## STATED EXERCISE
All of the data below must be repeated exactly.

## STORED DATA
_____
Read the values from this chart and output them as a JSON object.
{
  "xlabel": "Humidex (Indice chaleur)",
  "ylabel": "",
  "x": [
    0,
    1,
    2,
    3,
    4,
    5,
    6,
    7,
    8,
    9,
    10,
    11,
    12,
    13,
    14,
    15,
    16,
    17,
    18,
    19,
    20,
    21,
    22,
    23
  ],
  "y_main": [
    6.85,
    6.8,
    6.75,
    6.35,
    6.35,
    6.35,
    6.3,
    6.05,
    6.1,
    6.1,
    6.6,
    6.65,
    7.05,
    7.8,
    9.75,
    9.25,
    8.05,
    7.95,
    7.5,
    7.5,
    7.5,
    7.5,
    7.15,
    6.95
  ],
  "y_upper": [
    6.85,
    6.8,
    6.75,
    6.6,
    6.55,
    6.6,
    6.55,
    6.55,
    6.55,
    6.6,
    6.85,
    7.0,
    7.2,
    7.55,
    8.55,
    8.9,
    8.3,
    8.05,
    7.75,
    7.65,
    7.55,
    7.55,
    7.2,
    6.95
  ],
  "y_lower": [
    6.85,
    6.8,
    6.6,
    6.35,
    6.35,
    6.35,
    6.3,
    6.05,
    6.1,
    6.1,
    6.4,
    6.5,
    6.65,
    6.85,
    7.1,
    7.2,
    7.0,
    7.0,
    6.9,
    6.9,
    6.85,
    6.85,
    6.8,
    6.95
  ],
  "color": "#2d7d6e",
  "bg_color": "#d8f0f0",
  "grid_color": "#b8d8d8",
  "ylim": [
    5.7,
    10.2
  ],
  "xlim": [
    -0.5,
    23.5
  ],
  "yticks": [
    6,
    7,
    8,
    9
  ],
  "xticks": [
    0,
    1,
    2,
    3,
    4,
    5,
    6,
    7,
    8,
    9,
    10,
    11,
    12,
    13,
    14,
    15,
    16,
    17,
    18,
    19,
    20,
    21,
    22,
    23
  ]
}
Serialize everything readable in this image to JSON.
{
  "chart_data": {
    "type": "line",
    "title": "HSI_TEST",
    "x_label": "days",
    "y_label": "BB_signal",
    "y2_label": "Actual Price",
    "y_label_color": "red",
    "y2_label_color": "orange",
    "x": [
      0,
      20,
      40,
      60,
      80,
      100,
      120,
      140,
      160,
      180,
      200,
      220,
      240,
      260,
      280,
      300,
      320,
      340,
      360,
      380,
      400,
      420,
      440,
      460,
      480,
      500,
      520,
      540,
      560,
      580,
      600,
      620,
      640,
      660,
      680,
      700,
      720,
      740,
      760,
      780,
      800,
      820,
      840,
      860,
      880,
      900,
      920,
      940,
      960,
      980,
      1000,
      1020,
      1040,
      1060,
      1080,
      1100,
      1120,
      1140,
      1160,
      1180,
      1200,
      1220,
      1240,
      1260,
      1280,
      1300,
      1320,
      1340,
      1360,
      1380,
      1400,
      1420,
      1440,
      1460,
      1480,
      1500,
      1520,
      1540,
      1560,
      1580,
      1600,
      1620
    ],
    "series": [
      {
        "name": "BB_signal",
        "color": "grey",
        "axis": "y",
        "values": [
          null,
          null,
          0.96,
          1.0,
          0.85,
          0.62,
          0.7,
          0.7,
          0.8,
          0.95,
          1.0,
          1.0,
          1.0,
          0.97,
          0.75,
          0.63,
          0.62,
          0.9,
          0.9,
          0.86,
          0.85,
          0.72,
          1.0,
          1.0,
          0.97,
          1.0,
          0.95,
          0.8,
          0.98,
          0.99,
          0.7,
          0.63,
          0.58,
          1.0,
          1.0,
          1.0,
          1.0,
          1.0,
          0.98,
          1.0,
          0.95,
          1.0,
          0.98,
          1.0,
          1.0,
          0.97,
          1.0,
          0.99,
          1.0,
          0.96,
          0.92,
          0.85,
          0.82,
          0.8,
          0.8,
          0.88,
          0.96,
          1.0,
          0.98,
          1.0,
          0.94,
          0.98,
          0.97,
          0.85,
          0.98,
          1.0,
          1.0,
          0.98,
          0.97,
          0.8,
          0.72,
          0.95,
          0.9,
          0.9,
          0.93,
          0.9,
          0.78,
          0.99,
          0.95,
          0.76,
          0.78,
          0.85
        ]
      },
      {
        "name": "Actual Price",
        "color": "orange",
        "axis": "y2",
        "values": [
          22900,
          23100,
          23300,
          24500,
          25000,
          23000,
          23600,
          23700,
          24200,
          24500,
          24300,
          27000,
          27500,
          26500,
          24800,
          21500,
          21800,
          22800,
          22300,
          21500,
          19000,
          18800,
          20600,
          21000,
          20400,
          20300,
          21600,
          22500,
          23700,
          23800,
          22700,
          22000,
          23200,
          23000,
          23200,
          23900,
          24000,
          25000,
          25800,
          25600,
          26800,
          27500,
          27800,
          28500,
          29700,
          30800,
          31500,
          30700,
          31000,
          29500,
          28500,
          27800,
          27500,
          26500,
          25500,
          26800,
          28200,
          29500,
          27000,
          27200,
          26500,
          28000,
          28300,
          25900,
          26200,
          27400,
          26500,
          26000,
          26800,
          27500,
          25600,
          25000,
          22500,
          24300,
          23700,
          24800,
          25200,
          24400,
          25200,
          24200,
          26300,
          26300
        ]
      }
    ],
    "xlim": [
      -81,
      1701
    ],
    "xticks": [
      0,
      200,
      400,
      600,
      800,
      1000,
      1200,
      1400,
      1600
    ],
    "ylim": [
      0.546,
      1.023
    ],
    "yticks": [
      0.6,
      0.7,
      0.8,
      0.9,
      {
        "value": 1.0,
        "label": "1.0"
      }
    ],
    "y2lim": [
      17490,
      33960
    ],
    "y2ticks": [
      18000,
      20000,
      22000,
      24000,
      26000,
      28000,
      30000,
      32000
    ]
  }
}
_____
## ANSWER TO THE EXERCISE
Read the values from this chart and output them as a JSON object.
{
  "xlabel": "Humidex (Indice chaleur)",
  "ylabel": "",
  "x": [
    0,
    1,
    2,
    3,
    4,
    5,
    6,
    7,
    8,
    9,
    10,
    11,
    12,
    13,
    14,
    15,
    16,
    17,
    18,
    19,
    20,
    21,
    22,
    23
  ],
  "y_main": [
    6.85,
    6.8,
    6.75,
    6.35,
    6.35,
    6.35,
    6.3,
    6.05,
    6.1,
    6.1,
    6.6,
    6.65,
    7.05,
    7.8,
    9.75,
    9.25,
    8.05,
    7.95,
    7.5,
    7.5,
    7.5,
    7.5,
    7.15,
    6.95
  ],
  "y_upper": [
    6.85,
    6.8,
    6.75,
    6.6,
    6.55,
    6.6,
    6.55,
    6.55,
    6.55,
    6.6,
    6.85,
    7.0,
    7.2,
    7.55,
    8.55,
    8.9,
    8.3,
    8.05,
    7.75,
    7.65,
    7.55,
    7.55,
    7.2,
    6.95
  ],
  "y_lower": [
    6.85,
    6.8,
    6.6,
    6.35,
    6.35,
    6.35,
    6.3,
    6.05,
    6.1,
    6.1,
    6.4,
    6.5,
    6.65,
    6.85,
    7.1,
    7.2,
    7.0,
    7.0,
    6.9,
    6.9,
    6.85,
    6.85,
    6.8,
    6.95
  ],
  "color": "#2d7d6e",
  "bg_color": "#d8f0f0",
  "grid_color": "#b8d8d8",
  "ylim": [
    5.7,
    10.2
  ],
  "xlim": [
    -0.5,
    23.5
  ],
  "yticks": [
    6,
    7,
    8,
    9
  ],
  "xticks": [
    0,
    1,
    2,
    3,
    4,
    5,
    6,
    7,
    8,
    9,
    10,
    11,
    12,
    13,
    14,
    15,
    16,
    17,
    18,
    19,
    20,
    21,
    22,
    23
  ]
}
Serialize everything readable in this image to JSON.
{
  "chart_data": {
    "type": "line",
    "title": "HSI_TEST",
    "x_label": "days",
    "y_label": "BB_signal",
    "y2_label": "Actual Price",
    "y_label_color": "red",
    "y2_label_color": "orange",
    "x": [
      0,
      20,
      40,
      60,
      80,
      100,
      120,
      140,
      160,
      180,
      200,
      220,
      240,
      260,
      280,
      300,
      320,
      340,
      360,
      380,
      400,
      420,
      440,
      460,
      480,
      500,
      520,
      540,
      560,
      580,
      600,
      620,
      640,
      660,
      680,
      700,
      720,
      740,
      760,
      780,
      800,
      820,
      840,
      860,
      880,
      900,
      920,
      940,
      960,
      980,
      1000,
      1020,
      1040,
      1060,
      1080,
      1100,
      1120,
      1140,
      1160,
      1180,
      1200,
      1220,
      1240,
      1260,
      1280,
      1300,
      1320,
      1340,
      1360,
      1380,
      1400,
      1420,
      1440,
      1460,
      1480,
      1500,
      1520,
      1540,
      1560,
      1580,
      1600,
      1620
    ],
    "series": [
      {
        "name": "BB_signal",
        "color": "grey",
        "axis": "y",
        "values": [
          null,
          null,
          0.96,
          1.0,
          0.85,
          0.62,
          0.7,
          0.7,
          0.8,
          0.95,
          1.0,
          1.0,
          1.0,
          0.97,
          0.75,
          0.63,
          0.62,
          0.9,
          0.9,
          0.86,
          0.85,
          0.72,
          1.0,
          1.0,
          0.97,
          1.0,
          0.95,
          0.8,
          0.98,
          0.99,
          0.7,
          0.63,
          0.58,
          1.0,
          1.0,
          1.0,
          1.0,
          1.0,
          0.98,
          1.0,
          0.95,
          1.0,
          0.98,
          1.0,
          1.0,
          0.97,
          1.0,
          0.99,
          1.0,
          0.96,
          0.92,
          0.85,
          0.82,
          0.8,
          0.8,
          0.88,
          0.96,
          1.0,
          0.98,
          1.0,
          0.94,
          0.98,
          0.97,
          0.85,
          0.98,
          1.0,
          1.0,
          0.98,
          0.97,
          0.8,
          0.72,
          0.95,
          0.9,
          0.9,
          0.93,
          0.9,
          0.78,
          0.99,
          0.95,
          0.76,
          0.78,
          0.85
        ]
      },
      {
        "name": "Actual Price",
        "color": "orange",
        "axis": "y2",
        "values": [
          22900,
          23100,
          23300,
          24500,
          25000,
          23000,
          23600,
          23700,
          24200,
          24500,
          24300,
          27000,
          27500,
          26500,
          24800,
          21500,
          21800,
          22800,
          22300,
          21500,
          19000,
          18800,
          20600,
          21000,
          20400,
          20300,
          21600,
          22500,
          23700,
          23800,
          22700,
          22000,
          23200,
          23000,
          23200,
          23900,
          24000,
          25000,
          25800,
          25600,
          26800,
          27500,
          27800,
          28500,
          29700,
          30800,
          31500,
          30700,
          31000,
          29500,
          28500,
          27800,
          27500,
          26500,
          25500,
          26800,
          28200,
          29500,
          27000,
          27200,
          26500,
          28000,
          28300,
          25900,
          26200,
          27400,
          26500,
          26000,
          26800,
          27500,
          25600,
          25000,
          22500,
          24300,
          23700,
          24800,
          25200,
          24400,
          25200,
          24200,
          26300,
          26300
        ]
      }
    ],
    "xlim": [
      -81,
      1701
    ],
    "xticks": [
      0,
      200,
      400,
      600,
      800,
      1000,
      1200,
      1400,
      1600
    ],
    "ylim": [
      0.546,
      1.023
    ],
    "yticks": [
      0.6,
      0.7,
      0.8,
      0.9,
      {
        "value": 1.0,
        "label": "1.0"
      }
    ],
    "y2lim": [
      17490,
      33960
    ],
    "y2ticks": [
      18000,
      20000,
      22000,
      24000,
      26000,
      28000,
      30000,
      32000
    ]
  }
}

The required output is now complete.